***** LISTING *****
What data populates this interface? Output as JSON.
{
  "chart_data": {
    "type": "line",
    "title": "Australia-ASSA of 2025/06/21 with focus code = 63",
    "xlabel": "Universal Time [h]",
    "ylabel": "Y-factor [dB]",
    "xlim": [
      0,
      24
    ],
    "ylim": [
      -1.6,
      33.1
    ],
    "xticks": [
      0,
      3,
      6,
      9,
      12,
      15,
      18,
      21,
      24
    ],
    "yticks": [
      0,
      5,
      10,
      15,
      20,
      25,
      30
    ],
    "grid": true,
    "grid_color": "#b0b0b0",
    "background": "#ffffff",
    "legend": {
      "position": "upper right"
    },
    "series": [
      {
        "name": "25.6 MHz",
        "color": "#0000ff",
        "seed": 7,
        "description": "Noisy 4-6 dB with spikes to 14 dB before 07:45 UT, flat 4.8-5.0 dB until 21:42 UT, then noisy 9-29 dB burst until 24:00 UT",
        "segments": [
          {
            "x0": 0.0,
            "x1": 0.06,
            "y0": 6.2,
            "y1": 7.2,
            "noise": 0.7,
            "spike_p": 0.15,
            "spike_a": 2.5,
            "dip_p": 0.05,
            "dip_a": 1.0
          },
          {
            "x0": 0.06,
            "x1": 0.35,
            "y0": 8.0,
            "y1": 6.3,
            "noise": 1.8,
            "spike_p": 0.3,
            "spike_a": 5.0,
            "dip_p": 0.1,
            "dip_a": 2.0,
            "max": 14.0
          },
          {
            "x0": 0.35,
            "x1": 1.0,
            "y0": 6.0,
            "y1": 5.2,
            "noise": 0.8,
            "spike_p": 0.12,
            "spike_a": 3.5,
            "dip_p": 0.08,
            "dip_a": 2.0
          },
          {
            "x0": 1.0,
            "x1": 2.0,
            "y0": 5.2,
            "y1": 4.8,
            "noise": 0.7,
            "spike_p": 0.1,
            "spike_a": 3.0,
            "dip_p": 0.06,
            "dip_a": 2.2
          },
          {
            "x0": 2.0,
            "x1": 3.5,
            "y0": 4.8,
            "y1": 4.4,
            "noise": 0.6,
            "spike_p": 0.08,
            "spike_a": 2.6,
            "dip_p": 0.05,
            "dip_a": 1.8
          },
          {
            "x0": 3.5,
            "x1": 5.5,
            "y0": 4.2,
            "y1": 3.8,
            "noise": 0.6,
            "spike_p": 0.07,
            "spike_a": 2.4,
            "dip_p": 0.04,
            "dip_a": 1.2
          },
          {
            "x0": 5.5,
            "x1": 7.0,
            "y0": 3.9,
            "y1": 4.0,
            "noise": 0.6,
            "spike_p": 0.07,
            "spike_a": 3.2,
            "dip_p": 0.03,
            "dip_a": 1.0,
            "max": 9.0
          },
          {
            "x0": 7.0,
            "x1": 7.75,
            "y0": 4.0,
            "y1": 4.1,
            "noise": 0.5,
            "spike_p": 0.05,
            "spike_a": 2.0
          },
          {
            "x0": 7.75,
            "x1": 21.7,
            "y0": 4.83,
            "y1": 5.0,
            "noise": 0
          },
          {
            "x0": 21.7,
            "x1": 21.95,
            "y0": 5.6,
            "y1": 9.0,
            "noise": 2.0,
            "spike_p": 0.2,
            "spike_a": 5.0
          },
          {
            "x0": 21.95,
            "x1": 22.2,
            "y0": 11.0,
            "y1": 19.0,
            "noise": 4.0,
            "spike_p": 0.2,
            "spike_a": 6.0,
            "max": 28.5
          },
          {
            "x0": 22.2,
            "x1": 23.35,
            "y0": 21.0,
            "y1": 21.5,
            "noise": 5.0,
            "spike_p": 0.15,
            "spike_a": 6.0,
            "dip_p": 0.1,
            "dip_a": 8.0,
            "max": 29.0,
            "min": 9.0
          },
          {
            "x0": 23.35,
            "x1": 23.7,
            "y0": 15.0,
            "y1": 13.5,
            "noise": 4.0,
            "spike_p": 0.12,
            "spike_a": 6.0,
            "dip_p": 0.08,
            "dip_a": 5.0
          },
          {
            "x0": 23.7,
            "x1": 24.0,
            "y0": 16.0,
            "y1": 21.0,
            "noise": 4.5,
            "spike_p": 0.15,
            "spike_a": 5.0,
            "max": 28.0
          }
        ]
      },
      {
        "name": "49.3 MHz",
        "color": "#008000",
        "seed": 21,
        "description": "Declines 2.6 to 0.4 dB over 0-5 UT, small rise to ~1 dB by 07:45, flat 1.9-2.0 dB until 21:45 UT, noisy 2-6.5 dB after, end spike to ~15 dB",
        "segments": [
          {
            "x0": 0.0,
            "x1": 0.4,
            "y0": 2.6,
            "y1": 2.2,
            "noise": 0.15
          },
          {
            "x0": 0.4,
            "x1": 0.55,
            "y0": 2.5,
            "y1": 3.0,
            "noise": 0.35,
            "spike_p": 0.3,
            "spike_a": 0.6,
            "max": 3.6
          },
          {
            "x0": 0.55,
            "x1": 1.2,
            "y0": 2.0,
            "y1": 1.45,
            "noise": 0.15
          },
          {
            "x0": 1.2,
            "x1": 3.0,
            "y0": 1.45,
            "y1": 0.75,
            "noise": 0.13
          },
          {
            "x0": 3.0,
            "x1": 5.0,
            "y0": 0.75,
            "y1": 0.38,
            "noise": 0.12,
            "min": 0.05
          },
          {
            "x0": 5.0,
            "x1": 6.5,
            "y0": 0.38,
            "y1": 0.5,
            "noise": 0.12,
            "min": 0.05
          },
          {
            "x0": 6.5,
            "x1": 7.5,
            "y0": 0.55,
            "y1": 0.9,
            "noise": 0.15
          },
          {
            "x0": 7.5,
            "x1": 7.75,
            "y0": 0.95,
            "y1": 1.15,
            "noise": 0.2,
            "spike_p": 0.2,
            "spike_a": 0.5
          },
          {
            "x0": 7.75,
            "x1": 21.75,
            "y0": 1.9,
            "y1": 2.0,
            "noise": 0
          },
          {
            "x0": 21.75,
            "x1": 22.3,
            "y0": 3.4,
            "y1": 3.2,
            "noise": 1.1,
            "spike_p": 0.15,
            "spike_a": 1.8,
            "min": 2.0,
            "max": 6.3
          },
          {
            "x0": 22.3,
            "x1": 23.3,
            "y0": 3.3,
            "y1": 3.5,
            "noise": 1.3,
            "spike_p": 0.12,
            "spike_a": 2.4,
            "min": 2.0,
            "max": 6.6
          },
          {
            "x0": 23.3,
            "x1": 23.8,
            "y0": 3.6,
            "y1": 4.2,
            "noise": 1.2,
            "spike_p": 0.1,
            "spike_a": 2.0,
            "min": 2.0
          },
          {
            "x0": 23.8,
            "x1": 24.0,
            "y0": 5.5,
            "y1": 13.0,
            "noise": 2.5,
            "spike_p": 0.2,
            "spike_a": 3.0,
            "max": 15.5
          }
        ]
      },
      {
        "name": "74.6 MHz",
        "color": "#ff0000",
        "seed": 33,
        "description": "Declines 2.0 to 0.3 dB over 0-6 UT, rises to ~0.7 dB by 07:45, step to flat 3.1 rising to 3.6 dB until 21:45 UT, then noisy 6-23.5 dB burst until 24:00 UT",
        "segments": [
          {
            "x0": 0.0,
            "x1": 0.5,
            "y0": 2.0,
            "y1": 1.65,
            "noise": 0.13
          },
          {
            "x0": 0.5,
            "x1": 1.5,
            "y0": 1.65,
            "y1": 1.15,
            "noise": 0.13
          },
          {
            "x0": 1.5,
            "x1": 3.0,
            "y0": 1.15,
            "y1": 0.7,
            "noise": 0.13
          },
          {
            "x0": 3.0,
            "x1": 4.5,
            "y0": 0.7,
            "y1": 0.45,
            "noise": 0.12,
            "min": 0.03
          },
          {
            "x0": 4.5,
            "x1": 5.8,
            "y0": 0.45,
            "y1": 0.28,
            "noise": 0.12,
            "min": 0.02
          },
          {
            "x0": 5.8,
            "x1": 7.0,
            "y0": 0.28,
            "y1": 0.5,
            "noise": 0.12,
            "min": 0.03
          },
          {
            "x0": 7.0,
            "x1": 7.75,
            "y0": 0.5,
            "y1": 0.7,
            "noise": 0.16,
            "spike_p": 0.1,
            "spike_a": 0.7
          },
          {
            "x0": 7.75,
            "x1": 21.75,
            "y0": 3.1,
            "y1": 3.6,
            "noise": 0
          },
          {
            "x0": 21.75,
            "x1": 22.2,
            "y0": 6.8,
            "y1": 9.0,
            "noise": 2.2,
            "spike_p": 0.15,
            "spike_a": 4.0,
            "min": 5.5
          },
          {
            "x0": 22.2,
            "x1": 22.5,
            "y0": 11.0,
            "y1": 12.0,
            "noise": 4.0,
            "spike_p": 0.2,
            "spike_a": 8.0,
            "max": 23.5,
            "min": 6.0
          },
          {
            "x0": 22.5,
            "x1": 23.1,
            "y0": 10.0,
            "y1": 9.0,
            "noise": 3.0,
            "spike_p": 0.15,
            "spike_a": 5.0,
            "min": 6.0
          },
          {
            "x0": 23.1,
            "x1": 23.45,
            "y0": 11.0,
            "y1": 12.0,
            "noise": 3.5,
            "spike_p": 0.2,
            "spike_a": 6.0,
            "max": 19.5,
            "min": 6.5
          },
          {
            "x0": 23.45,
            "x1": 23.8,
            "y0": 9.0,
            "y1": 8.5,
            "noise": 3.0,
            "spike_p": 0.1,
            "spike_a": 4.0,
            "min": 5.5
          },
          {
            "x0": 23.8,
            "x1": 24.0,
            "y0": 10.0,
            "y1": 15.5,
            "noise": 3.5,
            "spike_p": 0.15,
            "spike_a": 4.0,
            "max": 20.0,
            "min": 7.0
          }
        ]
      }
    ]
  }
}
*****
• EXERCISE GOAL
Write out every line of the data that holds the word "name".

• EXPECTED ANSWER
        "name": "25.6 MHz",
        "name": "49.3 MHz",
        "name": "74.6 MHz",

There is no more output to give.